Dataset excerpts:
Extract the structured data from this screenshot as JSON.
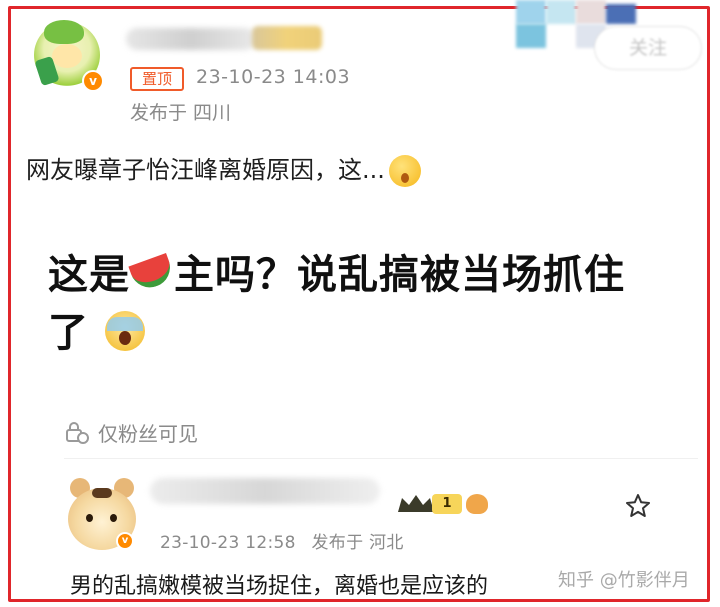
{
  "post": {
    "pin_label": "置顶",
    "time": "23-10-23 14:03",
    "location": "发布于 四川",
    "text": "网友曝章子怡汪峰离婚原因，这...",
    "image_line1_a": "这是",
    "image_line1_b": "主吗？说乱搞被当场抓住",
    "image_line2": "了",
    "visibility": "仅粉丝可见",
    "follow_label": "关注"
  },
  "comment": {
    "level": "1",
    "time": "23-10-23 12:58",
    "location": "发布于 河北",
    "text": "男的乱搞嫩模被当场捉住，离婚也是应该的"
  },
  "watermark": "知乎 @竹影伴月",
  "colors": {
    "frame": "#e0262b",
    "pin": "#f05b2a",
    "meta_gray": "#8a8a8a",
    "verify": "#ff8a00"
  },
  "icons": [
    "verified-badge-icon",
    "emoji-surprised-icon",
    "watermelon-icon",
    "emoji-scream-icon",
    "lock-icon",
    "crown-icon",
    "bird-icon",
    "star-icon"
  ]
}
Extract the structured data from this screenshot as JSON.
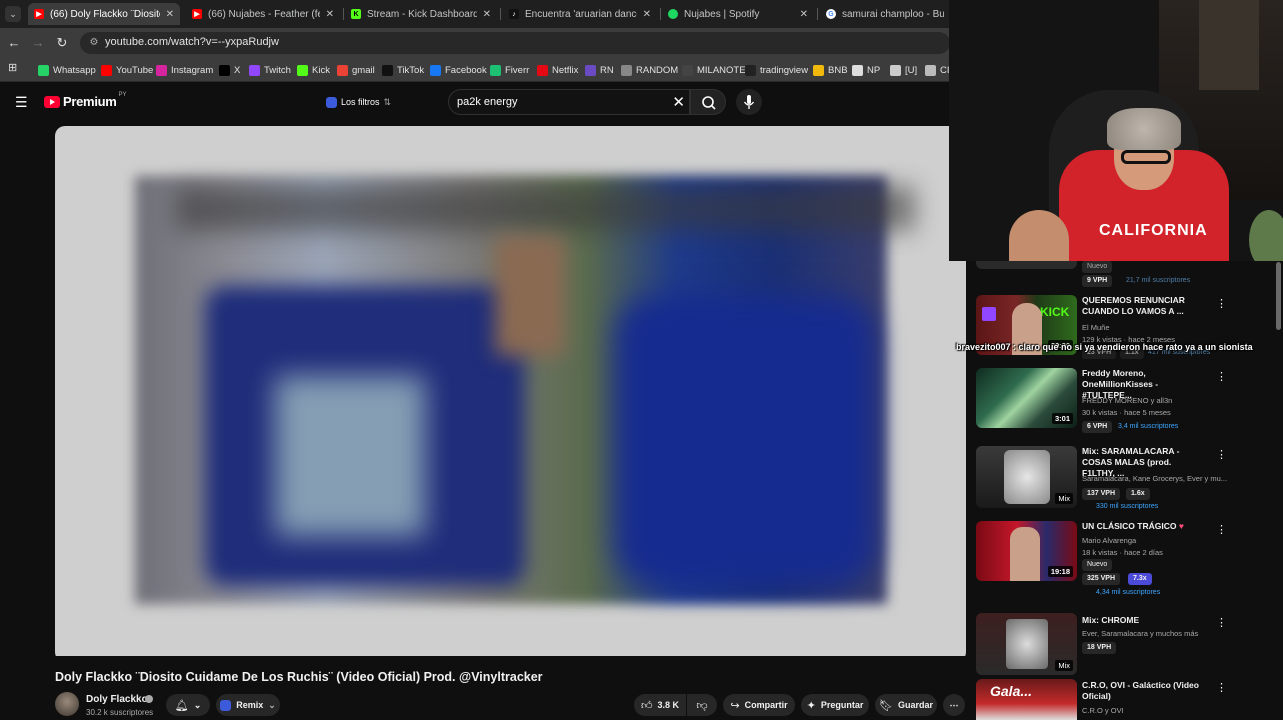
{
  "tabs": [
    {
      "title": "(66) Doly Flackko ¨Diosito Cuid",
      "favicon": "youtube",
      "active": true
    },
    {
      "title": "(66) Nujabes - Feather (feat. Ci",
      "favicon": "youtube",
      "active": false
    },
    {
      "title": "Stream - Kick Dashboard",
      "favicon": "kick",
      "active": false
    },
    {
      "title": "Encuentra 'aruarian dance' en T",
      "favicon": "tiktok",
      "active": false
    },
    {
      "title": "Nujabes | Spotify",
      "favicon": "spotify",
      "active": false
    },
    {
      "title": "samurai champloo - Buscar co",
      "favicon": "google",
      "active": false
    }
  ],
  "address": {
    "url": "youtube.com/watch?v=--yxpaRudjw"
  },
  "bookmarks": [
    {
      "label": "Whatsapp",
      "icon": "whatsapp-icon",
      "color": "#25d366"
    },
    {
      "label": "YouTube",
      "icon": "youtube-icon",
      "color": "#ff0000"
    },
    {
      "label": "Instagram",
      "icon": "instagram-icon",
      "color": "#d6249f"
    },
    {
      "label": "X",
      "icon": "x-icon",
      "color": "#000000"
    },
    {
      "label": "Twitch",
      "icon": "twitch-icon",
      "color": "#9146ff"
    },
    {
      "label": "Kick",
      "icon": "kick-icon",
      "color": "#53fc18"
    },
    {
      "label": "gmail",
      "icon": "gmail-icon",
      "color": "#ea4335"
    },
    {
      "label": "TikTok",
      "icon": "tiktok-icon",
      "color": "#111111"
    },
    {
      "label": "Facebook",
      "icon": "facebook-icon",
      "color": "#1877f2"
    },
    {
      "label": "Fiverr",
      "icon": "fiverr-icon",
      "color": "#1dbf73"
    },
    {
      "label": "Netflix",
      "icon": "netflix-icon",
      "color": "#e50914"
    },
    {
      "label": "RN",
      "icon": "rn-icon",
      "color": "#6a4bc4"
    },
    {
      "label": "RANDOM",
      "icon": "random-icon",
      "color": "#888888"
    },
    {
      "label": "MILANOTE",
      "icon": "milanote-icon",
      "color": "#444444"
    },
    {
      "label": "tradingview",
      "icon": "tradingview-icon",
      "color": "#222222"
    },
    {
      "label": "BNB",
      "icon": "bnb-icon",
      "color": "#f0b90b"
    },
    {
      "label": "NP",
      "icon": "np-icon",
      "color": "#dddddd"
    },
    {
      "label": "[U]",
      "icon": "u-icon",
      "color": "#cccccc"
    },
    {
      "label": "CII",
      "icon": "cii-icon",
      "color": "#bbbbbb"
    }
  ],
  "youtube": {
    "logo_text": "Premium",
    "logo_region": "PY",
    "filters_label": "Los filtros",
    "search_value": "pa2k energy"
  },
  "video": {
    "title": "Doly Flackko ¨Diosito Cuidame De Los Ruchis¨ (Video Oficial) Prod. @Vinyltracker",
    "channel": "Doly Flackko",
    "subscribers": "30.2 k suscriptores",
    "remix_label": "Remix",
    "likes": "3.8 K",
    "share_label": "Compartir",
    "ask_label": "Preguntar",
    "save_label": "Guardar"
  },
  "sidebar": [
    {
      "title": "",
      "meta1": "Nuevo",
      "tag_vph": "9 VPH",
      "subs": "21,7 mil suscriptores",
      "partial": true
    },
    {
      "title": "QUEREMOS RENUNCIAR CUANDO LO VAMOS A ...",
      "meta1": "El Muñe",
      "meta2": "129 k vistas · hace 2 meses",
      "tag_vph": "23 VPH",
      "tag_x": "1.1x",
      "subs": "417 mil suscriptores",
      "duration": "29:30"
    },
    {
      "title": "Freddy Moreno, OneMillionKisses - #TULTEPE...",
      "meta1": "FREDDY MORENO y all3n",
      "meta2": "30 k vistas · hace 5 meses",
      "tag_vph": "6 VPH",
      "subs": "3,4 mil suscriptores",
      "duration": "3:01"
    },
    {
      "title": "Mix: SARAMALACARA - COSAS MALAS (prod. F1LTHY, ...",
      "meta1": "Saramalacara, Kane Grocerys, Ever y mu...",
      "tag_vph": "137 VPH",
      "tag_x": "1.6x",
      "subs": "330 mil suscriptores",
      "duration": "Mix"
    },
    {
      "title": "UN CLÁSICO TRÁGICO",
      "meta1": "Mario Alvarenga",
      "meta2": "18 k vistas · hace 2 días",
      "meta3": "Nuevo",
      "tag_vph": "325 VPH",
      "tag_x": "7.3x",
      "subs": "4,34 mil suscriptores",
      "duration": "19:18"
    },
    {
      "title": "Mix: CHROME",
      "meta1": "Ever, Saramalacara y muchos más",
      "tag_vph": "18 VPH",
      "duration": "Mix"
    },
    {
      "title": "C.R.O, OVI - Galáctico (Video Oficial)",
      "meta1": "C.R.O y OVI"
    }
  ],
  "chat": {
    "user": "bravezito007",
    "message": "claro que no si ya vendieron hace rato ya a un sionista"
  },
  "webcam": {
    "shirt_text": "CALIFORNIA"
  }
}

## EXERCISE DIRECTIONS:
In your copy, repeat each record exactly and include no pictures.

## SOLUTION TO THIS PROBLEM:
Extract the structured data from this screenshot as JSON.
{
  "post": {
    "pin_label": "置顶",
    "time": "23-10-23 14:03",
    "location": "发布于 四川",
    "text": "网友曝章子怡汪峰离婚原因，这...",
    "image_line1_a": "这是",
    "image_line1_b": "主吗？说乱搞被当场抓住",
    "image_line2": "了",
    "visibility": "仅粉丝可见",
    "follow_label": "关注"
  },
  "comment": {
    "level": "1",
    "time": "23-10-23 12:58",
    "location": "发布于 河北",
    "text": "男的乱搞嫩模被当场捉住，离婚也是应该的"
  },
  "watermark": "知乎 @竹影伴月",
  "colors": {
    "frame": "#e0262b",
    "pin": "#f05b2a",
    "meta_gray": "#8a8a8a",
    "verify": "#ff8a00"
  },
  "icons": [
    "verified-badge-icon",
    "emoji-surprised-icon",
    "watermelon-icon",
    "emoji-scream-icon",
    "lock-icon",
    "crown-icon",
    "bird-icon",
    "star-icon"
  ]
}
Extract the structured data from this screenshot as JSON.
{
  "tabs": [
    {
      "title": "(66) Doly Flackko ¨Diosito Cuid",
      "favicon": "youtube",
      "active": true
    },
    {
      "title": "(66) Nujabes - Feather (feat. Ci",
      "favicon": "youtube",
      "active": false
    },
    {
      "title": "Stream - Kick Dashboard",
      "favicon": "kick",
      "active": false
    },
    {
      "title": "Encuentra 'aruarian dance' en T",
      "favicon": "tiktok",
      "active": false
    },
    {
      "title": "Nujabes | Spotify",
      "favicon": "spotify",
      "active": false
    },
    {
      "title": "samurai champloo - Buscar co",
      "favicon": "google",
      "active": false
    }
  ],
  "address": {
    "url": "youtube.com/watch?v=--yxpaRudjw"
  },
  "bookmarks": [
    {
      "label": "Whatsapp",
      "icon": "whatsapp-icon",
      "color": "#25d366"
    },
    {
      "label": "YouTube",
      "icon": "youtube-icon",
      "color": "#ff0000"
    },
    {
      "label": "Instagram",
      "icon": "instagram-icon",
      "color": "#d6249f"
    },
    {
      "label": "X",
      "icon": "x-icon",
      "color": "#000000"
    },
    {
      "label": "Twitch",
      "icon": "twitch-icon",
      "color": "#9146ff"
    },
    {
      "label": "Kick",
      "icon": "kick-icon",
      "color": "#53fc18"
    },
    {
      "label": "gmail",
      "icon": "gmail-icon",
      "color": "#ea4335"
    },
    {
      "label": "TikTok",
      "icon": "tiktok-icon",
      "color": "#111111"
    },
    {
      "label": "Facebook",
      "icon": "facebook-icon",
      "color": "#1877f2"
    },
    {
      "label": "Fiverr",
      "icon": "fiverr-icon",
      "color": "#1dbf73"
    },
    {
      "label": "Netflix",
      "icon": "netflix-icon",
      "color": "#e50914"
    },
    {
      "label": "RN",
      "icon": "rn-icon",
      "color": "#6a4bc4"
    },
    {
      "label": "RANDOM",
      "icon": "random-icon",
      "color": "#888888"
    },
    {
      "label": "MILANOTE",
      "icon": "milanote-icon",
      "color": "#444444"
    },
    {
      "label": "tradingview",
      "icon": "tradingview-icon",
      "color": "#222222"
    },
    {
      "label": "BNB",
      "icon": "bnb-icon",
      "color": "#f0b90b"
    },
    {
      "label": "NP",
      "icon": "np-icon",
      "color": "#dddddd"
    },
    {
      "label": "[U]",
      "icon": "u-icon",
      "color": "#cccccc"
    },
    {
      "label": "CII",
      "icon": "cii-icon",
      "color": "#bbbbbb"
    }
  ],
  "youtube": {
    "logo_text": "Premium",
    "logo_region": "PY",
    "filters_label": "Los filtros",
    "search_value": "pa2k energy"
  },
  "video": {
    "title": "Doly Flackko ¨Diosito Cuidame De Los Ruchis¨ (Video Oficial) Prod. @Vinyltracker",
    "channel": "Doly Flackko",
    "subscribers": "30.2 k suscriptores",
    "remix_label": "Remix",
    "likes": "3.8 K",
    "share_label": "Compartir",
    "ask_label": "Preguntar",
    "save_label": "Guardar"
  },
  "sidebar": [
    {
      "title": "",
      "meta1": "Nuevo",
      "tag_vph": "9 VPH",
      "subs": "21,7 mil suscriptores",
      "partial": true
    },
    {
      "title": "QUEREMOS RENUNCIAR CUANDO LO VAMOS A ...",
      "meta1": "El Muñe",
      "meta2": "129 k vistas · hace 2 meses",
      "tag_vph": "23 VPH",
      "tag_x": "1.1x",
      "subs": "417 mil suscriptores",
      "duration": "29:30"
    },
    {
      "title": "Freddy Moreno, OneMillionKisses - #TULTEPE...",
      "meta1": "FREDDY MORENO y all3n",
      "meta2": "30 k vistas · hace 5 meses",
      "tag_vph": "6 VPH",
      "subs": "3,4 mil suscriptores",
      "duration": "3:01"
    },
    {
      "title": "Mix: SARAMALACARA - COSAS MALAS (prod. F1LTHY, ...",
      "meta1": "Saramalacara, Kane Grocerys, Ever y mu...",
      "tag_vph": "137 VPH",
      "tag_x": "1.6x",
      "subs": "330 mil suscriptores",
      "duration": "Mix"
    },
    {
      "title": "UN CLÁSICO TRÁGICO",
      "meta1": "Mario Alvarenga",
      "meta2": "18 k vistas · hace 2 días",
      "meta3": "Nuevo",
      "tag_vph": "325 VPH",
      "tag_x": "7.3x",
      "subs": "4,34 mil suscriptores",
      "duration": "19:18"
    },
    {
      "title": "Mix: CHROME",
      "meta1": "Ever, Saramalacara y muchos más",
      "tag_vph": "18 VPH",
      "duration": "Mix"
    },
    {
      "title": "C.R.O, OVI - Galáctico (Video Oficial)",
      "meta1": "C.R.O y OVI"
    }
  ],
  "chat": {
    "user": "bravezito007",
    "message": "claro que no si ya vendieron hace rato ya a un sionista"
  },
  "webcam": {
    "shirt_text": "CALIFORNIA"
  }
}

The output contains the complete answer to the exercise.